- Exercise -
Set down the whole listing verbatim.

- Given entries -
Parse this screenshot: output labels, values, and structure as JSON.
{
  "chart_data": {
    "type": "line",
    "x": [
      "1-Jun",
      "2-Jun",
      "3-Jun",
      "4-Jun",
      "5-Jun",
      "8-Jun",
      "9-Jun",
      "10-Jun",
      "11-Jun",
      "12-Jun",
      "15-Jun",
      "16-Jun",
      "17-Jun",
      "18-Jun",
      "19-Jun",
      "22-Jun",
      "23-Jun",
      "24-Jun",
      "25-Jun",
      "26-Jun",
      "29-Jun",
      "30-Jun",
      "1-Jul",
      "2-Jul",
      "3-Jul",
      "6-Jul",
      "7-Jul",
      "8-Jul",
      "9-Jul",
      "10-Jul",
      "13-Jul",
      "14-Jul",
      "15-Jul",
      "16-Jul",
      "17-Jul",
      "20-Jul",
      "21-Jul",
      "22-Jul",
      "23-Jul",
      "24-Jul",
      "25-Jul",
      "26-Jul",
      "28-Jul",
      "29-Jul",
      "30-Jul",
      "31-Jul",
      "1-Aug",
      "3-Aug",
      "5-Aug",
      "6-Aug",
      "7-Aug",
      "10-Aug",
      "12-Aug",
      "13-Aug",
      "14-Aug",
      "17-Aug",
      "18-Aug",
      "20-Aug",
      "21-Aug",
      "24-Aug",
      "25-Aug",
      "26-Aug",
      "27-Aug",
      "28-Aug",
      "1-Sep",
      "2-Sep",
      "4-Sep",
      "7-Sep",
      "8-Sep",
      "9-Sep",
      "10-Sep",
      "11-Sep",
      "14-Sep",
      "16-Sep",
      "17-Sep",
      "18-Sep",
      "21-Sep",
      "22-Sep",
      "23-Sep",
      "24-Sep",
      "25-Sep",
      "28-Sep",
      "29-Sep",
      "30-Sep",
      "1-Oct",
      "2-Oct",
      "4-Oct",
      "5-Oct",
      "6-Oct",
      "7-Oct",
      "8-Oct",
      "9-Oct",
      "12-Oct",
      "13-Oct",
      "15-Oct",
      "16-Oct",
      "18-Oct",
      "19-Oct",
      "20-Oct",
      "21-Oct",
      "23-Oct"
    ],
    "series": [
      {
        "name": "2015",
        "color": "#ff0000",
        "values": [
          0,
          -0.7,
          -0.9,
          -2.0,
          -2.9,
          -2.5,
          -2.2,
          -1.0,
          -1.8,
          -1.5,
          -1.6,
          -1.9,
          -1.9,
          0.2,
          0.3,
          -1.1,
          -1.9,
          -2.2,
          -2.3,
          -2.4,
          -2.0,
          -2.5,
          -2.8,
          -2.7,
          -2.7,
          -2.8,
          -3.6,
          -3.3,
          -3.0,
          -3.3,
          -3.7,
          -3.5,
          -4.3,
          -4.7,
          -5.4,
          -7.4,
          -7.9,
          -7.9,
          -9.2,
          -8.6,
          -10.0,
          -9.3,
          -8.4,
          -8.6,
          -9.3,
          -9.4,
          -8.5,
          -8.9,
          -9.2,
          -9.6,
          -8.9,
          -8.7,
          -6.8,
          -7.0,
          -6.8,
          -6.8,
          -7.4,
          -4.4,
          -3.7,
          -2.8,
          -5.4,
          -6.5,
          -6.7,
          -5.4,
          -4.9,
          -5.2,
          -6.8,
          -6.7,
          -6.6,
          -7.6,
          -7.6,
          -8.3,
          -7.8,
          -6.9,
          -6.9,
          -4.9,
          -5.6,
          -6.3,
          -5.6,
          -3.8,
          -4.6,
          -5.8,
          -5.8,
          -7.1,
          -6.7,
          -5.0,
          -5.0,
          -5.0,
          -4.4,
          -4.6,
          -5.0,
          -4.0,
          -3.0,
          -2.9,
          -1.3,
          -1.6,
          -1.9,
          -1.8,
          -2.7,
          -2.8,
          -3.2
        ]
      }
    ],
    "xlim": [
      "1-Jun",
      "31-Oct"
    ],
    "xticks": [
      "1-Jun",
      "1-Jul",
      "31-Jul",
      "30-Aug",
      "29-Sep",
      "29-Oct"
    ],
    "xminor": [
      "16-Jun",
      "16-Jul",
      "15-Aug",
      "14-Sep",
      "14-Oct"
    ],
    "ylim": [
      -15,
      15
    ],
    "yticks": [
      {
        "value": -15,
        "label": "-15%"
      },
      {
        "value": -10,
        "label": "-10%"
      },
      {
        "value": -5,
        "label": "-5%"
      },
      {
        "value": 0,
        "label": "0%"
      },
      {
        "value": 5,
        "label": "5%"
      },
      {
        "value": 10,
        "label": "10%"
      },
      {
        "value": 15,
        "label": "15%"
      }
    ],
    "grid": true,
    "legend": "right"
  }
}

- Output of the exercise -
Parse this screenshot: output labels, values, and structure as JSON.
{
  "chart_data": {
    "type": "line",
    "x": [
      "1-Jun",
      "2-Jun",
      "3-Jun",
      "4-Jun",
      "5-Jun",
      "8-Jun",
      "9-Jun",
      "10-Jun",
      "11-Jun",
      "12-Jun",
      "15-Jun",
      "16-Jun",
      "17-Jun",
      "18-Jun",
      "19-Jun",
      "22-Jun",
      "23-Jun",
      "24-Jun",
      "25-Jun",
      "26-Jun",
      "29-Jun",
      "30-Jun",
      "1-Jul",
      "2-Jul",
      "3-Jul",
      "6-Jul",
      "7-Jul",
      "8-Jul",
      "9-Jul",
      "10-Jul",
      "13-Jul",
      "14-Jul",
      "15-Jul",
      "16-Jul",
      "17-Jul",
      "20-Jul",
      "21-Jul",
      "22-Jul",
      "23-Jul",
      "24-Jul",
      "25-Jul",
      "26-Jul",
      "28-Jul",
      "29-Jul",
      "30-Jul",
      "31-Jul",
      "1-Aug",
      "3-Aug",
      "5-Aug",
      "6-Aug",
      "7-Aug",
      "10-Aug",
      "12-Aug",
      "13-Aug",
      "14-Aug",
      "17-Aug",
      "18-Aug",
      "20-Aug",
      "21-Aug",
      "24-Aug",
      "25-Aug",
      "26-Aug",
      "27-Aug",
      "28-Aug",
      "1-Sep",
      "2-Sep",
      "4-Sep",
      "7-Sep",
      "8-Sep",
      "9-Sep",
      "10-Sep",
      "11-Sep",
      "14-Sep",
      "16-Sep",
      "17-Sep",
      "18-Sep",
      "21-Sep",
      "22-Sep",
      "23-Sep",
      "24-Sep",
      "25-Sep",
      "28-Sep",
      "29-Sep",
      "30-Sep",
      "1-Oct",
      "2-Oct",
      "4-Oct",
      "5-Oct",
      "6-Oct",
      "7-Oct",
      "8-Oct",
      "9-Oct",
      "12-Oct",
      "13-Oct",
      "15-Oct",
      "16-Oct",
      "18-Oct",
      "19-Oct",
      "20-Oct",
      "21-Oct",
      "23-Oct"
    ],
    "series": [
      {
        "name": "2015",
        "color": "#ff0000",
        "values": [
          0,
          -0.7,
          -0.9,
          -2.0,
          -2.9,
          -2.5,
          -2.2,
          -1.0,
          -1.8,
          -1.5,
          -1.6,
          -1.9,
          -1.9,
          0.2,
          0.3,
          -1.1,
          -1.9,
          -2.2,
          -2.3,
          -2.4,
          -2.0,
          -2.5,
          -2.8,
          -2.7,
          -2.7,
          -2.8,
          -3.6,
          -3.3,
          -3.0,
          -3.3,
          -3.7,
          -3.5,
          -4.3,
          -4.7,
          -5.4,
          -7.4,
          -7.9,
          -7.9,
          -9.2,
          -8.6,
          -10.0,
          -9.3,
          -8.4,
          -8.6,
          -9.3,
          -9.4,
          -8.5,
          -8.9,
          -9.2,
          -9.6,
          -8.9,
          -8.7,
          -6.8,
          -7.0,
          -6.8,
          -6.8,
          -7.4,
          -4.4,
          -3.7,
          -2.8,
          -5.4,
          -6.5,
          -6.7,
          -5.4,
          -4.9,
          -5.2,
          -6.8,
          -6.7,
          -6.6,
          -7.6,
          -7.6,
          -8.3,
          -7.8,
          -6.9,
          -6.9,
          -4.9,
          -5.6,
          -6.3,
          -5.6,
          -3.8,
          -4.6,
          -5.8,
          -5.8,
          -7.1,
          -6.7,
          -5.0,
          -5.0,
          -5.0,
          -4.4,
          -4.6,
          -5.0,
          -4.0,
          -3.0,
          -2.9,
          -1.3,
          -1.6,
          -1.9,
          -1.8,
          -2.7,
          -2.8,
          -3.2
        ]
      }
    ],
    "xlim": [
      "1-Jun",
      "31-Oct"
    ],
    "xticks": [
      "1-Jun",
      "1-Jul",
      "31-Jul",
      "30-Aug",
      "29-Sep",
      "29-Oct"
    ],
    "xminor": [
      "16-Jun",
      "16-Jul",
      "15-Aug",
      "14-Sep",
      "14-Oct"
    ],
    "ylim": [
      -15,
      15
    ],
    "yticks": [
      {
        "value": -15,
        "label": "-15%"
      },
      {
        "value": -10,
        "label": "-10%"
      },
      {
        "value": -5,
        "label": "-5%"
      },
      {
        "value": 0,
        "label": "0%"
      },
      {
        "value": 5,
        "label": "5%"
      },
      {
        "value": 10,
        "label": "10%"
      },
      {
        "value": 15,
        "label": "15%"
      }
    ],
    "grid": true,
    "legend": "right"
  }
}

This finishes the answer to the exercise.